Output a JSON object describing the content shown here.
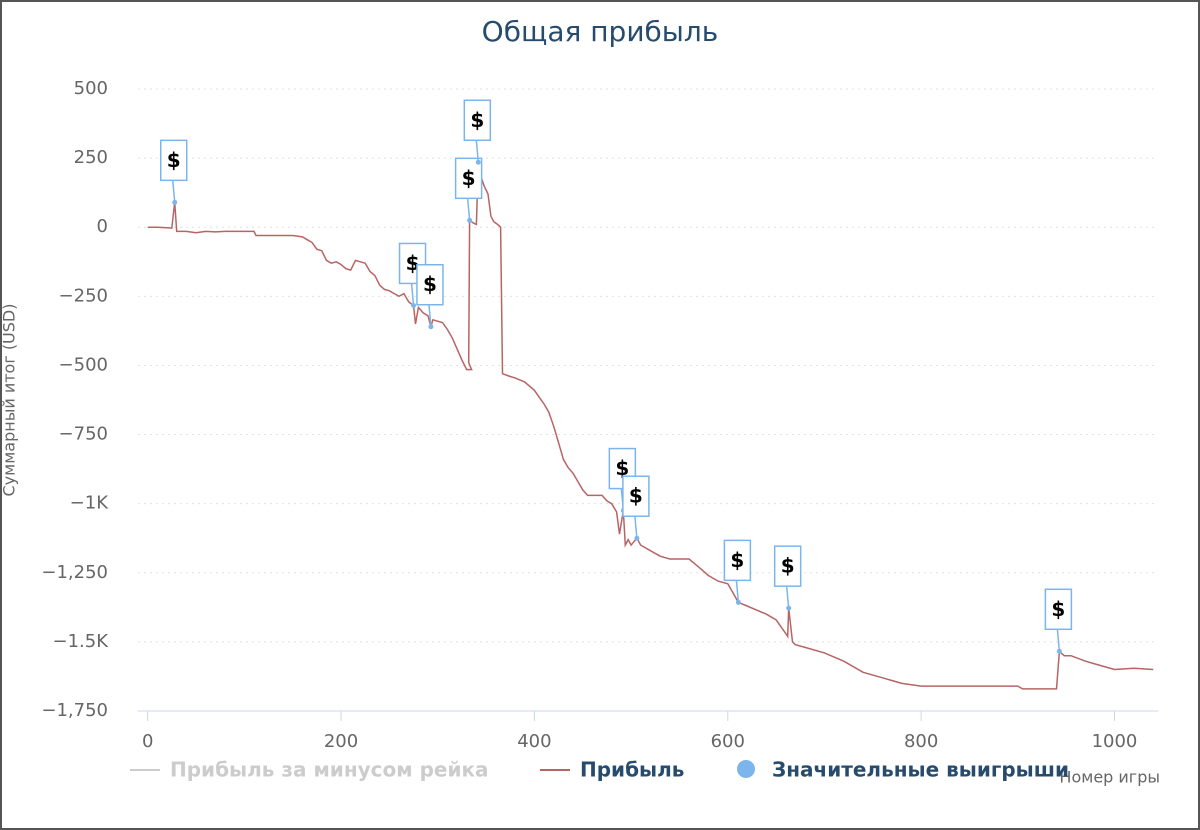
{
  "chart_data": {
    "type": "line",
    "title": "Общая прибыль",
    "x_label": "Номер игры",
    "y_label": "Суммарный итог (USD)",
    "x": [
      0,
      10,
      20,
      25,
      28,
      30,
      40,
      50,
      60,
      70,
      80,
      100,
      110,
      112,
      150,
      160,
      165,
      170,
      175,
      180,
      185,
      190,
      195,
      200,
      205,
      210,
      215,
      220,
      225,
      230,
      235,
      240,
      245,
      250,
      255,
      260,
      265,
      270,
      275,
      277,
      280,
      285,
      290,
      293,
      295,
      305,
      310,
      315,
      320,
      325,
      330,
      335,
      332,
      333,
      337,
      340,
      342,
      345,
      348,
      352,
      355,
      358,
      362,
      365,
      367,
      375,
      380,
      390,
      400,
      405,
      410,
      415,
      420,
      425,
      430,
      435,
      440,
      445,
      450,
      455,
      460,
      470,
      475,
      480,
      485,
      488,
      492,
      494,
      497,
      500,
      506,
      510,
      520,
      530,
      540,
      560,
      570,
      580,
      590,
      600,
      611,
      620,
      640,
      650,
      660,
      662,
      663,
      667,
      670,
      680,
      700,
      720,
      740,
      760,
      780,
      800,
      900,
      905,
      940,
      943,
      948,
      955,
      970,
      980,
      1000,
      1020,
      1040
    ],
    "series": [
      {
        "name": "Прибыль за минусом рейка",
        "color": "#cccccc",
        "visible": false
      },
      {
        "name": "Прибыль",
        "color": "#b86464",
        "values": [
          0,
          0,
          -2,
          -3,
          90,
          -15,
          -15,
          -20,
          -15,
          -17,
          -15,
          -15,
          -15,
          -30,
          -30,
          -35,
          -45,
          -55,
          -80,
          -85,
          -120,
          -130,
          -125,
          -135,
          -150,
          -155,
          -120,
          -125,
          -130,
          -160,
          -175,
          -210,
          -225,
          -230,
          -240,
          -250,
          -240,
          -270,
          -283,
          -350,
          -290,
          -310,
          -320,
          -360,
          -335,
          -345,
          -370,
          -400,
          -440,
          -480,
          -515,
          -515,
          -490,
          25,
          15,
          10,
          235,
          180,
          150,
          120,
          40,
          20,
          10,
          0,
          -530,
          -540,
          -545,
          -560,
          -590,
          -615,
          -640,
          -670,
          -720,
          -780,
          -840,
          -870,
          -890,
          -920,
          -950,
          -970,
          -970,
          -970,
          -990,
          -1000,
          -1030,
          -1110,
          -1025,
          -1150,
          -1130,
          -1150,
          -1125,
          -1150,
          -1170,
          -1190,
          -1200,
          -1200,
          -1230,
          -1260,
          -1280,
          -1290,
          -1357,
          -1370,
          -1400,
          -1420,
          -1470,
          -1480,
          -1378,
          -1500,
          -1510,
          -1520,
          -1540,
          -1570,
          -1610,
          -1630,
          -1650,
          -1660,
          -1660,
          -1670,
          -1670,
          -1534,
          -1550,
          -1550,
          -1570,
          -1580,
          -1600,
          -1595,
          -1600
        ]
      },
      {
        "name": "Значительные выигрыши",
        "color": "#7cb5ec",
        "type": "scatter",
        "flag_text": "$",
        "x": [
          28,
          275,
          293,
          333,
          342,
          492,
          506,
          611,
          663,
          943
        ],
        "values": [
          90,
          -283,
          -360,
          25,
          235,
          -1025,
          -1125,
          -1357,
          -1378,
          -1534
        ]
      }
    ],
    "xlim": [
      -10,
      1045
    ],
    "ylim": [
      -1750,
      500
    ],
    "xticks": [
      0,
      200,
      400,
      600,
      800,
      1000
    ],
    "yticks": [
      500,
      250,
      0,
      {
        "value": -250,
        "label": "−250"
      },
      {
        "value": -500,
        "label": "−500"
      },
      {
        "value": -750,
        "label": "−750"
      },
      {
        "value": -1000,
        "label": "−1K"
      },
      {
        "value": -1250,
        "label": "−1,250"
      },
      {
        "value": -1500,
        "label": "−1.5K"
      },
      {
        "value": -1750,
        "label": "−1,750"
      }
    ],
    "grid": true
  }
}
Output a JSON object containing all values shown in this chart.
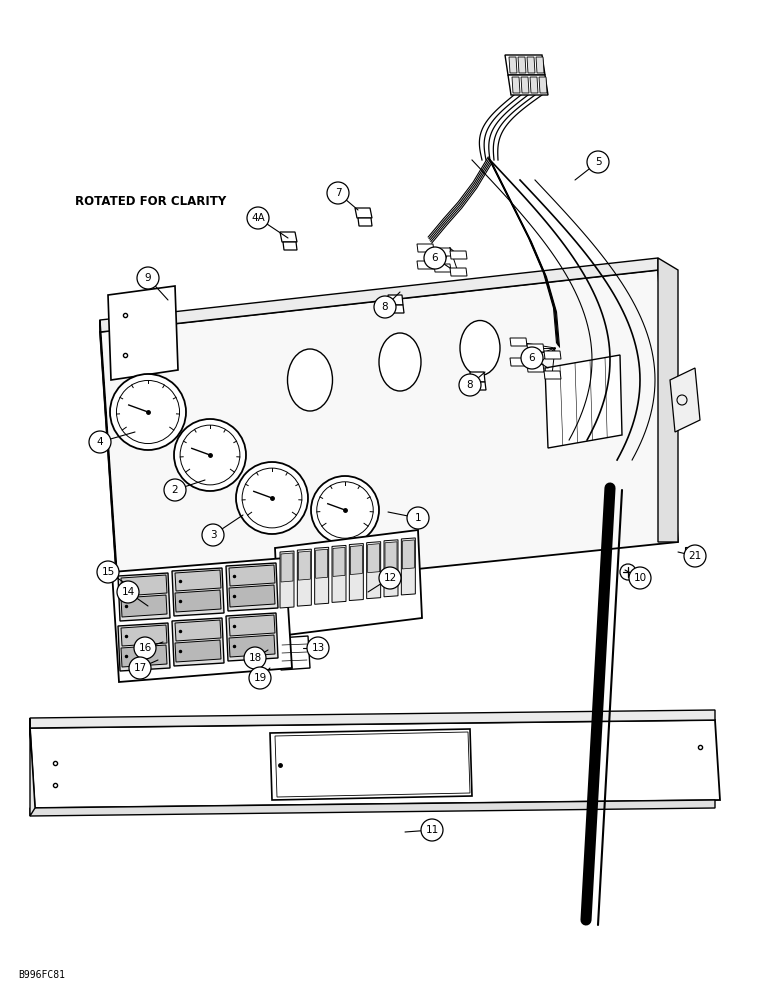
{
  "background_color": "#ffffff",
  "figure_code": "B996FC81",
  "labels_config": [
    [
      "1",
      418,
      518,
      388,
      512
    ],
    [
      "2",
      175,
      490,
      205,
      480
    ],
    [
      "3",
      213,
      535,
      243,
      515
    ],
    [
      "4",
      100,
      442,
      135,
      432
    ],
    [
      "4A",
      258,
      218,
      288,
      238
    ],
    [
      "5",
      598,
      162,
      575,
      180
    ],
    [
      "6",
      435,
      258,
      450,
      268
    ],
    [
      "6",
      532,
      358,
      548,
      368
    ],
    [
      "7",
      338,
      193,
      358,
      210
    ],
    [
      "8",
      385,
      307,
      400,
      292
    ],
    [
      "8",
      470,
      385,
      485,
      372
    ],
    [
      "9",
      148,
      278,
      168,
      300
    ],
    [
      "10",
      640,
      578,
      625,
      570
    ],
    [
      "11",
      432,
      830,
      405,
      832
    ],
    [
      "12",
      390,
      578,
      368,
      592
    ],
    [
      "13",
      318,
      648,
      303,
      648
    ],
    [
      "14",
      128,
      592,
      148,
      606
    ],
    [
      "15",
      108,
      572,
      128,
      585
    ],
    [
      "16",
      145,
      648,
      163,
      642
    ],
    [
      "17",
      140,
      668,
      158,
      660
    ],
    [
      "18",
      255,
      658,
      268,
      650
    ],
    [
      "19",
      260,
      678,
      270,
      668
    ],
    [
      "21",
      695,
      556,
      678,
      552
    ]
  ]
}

------------------------------------

Given problem
Keep the pictures out of the copy and write out the data exactly as it stands.

Answer for this exercise
Output a JSON object describing the content shown here.
{
  "chart_data": {
    "type": "line",
    "title": "Общая прибыль",
    "x_label": "Номер игры",
    "y_label": "Суммарный итог (USD)",
    "x": [
      0,
      10,
      20,
      25,
      28,
      30,
      40,
      50,
      60,
      70,
      80,
      100,
      110,
      112,
      150,
      160,
      165,
      170,
      175,
      180,
      185,
      190,
      195,
      200,
      205,
      210,
      215,
      220,
      225,
      230,
      235,
      240,
      245,
      250,
      255,
      260,
      265,
      270,
      275,
      277,
      280,
      285,
      290,
      293,
      295,
      305,
      310,
      315,
      320,
      325,
      330,
      335,
      332,
      333,
      337,
      340,
      342,
      345,
      348,
      352,
      355,
      358,
      362,
      365,
      367,
      375,
      380,
      390,
      400,
      405,
      410,
      415,
      420,
      425,
      430,
      435,
      440,
      445,
      450,
      455,
      460,
      470,
      475,
      480,
      485,
      488,
      492,
      494,
      497,
      500,
      506,
      510,
      520,
      530,
      540,
      560,
      570,
      580,
      590,
      600,
      611,
      620,
      640,
      650,
      660,
      662,
      663,
      667,
      670,
      680,
      700,
      720,
      740,
      760,
      780,
      800,
      900,
      905,
      940,
      943,
      948,
      955,
      970,
      980,
      1000,
      1020,
      1040
    ],
    "series": [
      {
        "name": "Прибыль за минусом рейка",
        "color": "#cccccc",
        "visible": false
      },
      {
        "name": "Прибыль",
        "color": "#b86464",
        "values": [
          0,
          0,
          -2,
          -3,
          90,
          -15,
          -15,
          -20,
          -15,
          -17,
          -15,
          -15,
          -15,
          -30,
          -30,
          -35,
          -45,
          -55,
          -80,
          -85,
          -120,
          -130,
          -125,
          -135,
          -150,
          -155,
          -120,
          -125,
          -130,
          -160,
          -175,
          -210,
          -225,
          -230,
          -240,
          -250,
          -240,
          -270,
          -283,
          -350,
          -290,
          -310,
          -320,
          -360,
          -335,
          -345,
          -370,
          -400,
          -440,
          -480,
          -515,
          -515,
          -490,
          25,
          15,
          10,
          235,
          180,
          150,
          120,
          40,
          20,
          10,
          0,
          -530,
          -540,
          -545,
          -560,
          -590,
          -615,
          -640,
          -670,
          -720,
          -780,
          -840,
          -870,
          -890,
          -920,
          -950,
          -970,
          -970,
          -970,
          -990,
          -1000,
          -1030,
          -1110,
          -1025,
          -1150,
          -1130,
          -1150,
          -1125,
          -1150,
          -1170,
          -1190,
          -1200,
          -1200,
          -1230,
          -1260,
          -1280,
          -1290,
          -1357,
          -1370,
          -1400,
          -1420,
          -1470,
          -1480,
          -1378,
          -1500,
          -1510,
          -1520,
          -1540,
          -1570,
          -1610,
          -1630,
          -1650,
          -1660,
          -1660,
          -1670,
          -1670,
          -1534,
          -1550,
          -1550,
          -1570,
          -1580,
          -1600,
          -1595,
          -1600
        ]
      },
      {
        "name": "Значительные выигрыши",
        "color": "#7cb5ec",
        "type": "scatter",
        "flag_text": "$",
        "x": [
          28,
          275,
          293,
          333,
          342,
          492,
          506,
          611,
          663,
          943
        ],
        "values": [
          90,
          -283,
          -360,
          25,
          235,
          -1025,
          -1125,
          -1357,
          -1378,
          -1534
        ]
      }
    ],
    "xlim": [
      -10,
      1045
    ],
    "ylim": [
      -1750,
      500
    ],
    "xticks": [
      0,
      200,
      400,
      600,
      800,
      1000
    ],
    "yticks": [
      500,
      250,
      0,
      {
        "value": -250,
        "label": "−250"
      },
      {
        "value": -500,
        "label": "−500"
      },
      {
        "value": -750,
        "label": "−750"
      },
      {
        "value": -1000,
        "label": "−1K"
      },
      {
        "value": -1250,
        "label": "−1,250"
      },
      {
        "value": -1500,
        "label": "−1.5K"
      },
      {
        "value": -1750,
        "label": "−1,750"
      }
    ],
    "grid": true
  }
}
Output a JSON object containing all values shown in this chart.
{
  "background_color": "#ffffff",
  "figure_code": "B996FC81",
  "labels_config": [
    [
      "1",
      418,
      518,
      388,
      512
    ],
    [
      "2",
      175,
      490,
      205,
      480
    ],
    [
      "3",
      213,
      535,
      243,
      515
    ],
    [
      "4",
      100,
      442,
      135,
      432
    ],
    [
      "4A",
      258,
      218,
      288,
      238
    ],
    [
      "5",
      598,
      162,
      575,
      180
    ],
    [
      "6",
      435,
      258,
      450,
      268
    ],
    [
      "6",
      532,
      358,
      548,
      368
    ],
    [
      "7",
      338,
      193,
      358,
      210
    ],
    [
      "8",
      385,
      307,
      400,
      292
    ],
    [
      "8",
      470,
      385,
      485,
      372
    ],
    [
      "9",
      148,
      278,
      168,
      300
    ],
    [
      "10",
      640,
      578,
      625,
      570
    ],
    [
      "11",
      432,
      830,
      405,
      832
    ],
    [
      "12",
      390,
      578,
      368,
      592
    ],
    [
      "13",
      318,
      648,
      303,
      648
    ],
    [
      "14",
      128,
      592,
      148,
      606
    ],
    [
      "15",
      108,
      572,
      128,
      585
    ],
    [
      "16",
      145,
      648,
      163,
      642
    ],
    [
      "17",
      140,
      668,
      158,
      660
    ],
    [
      "18",
      255,
      658,
      268,
      650
    ],
    [
      "19",
      260,
      678,
      270,
      668
    ],
    [
      "21",
      695,
      556,
      678,
      552
    ]
  ]
}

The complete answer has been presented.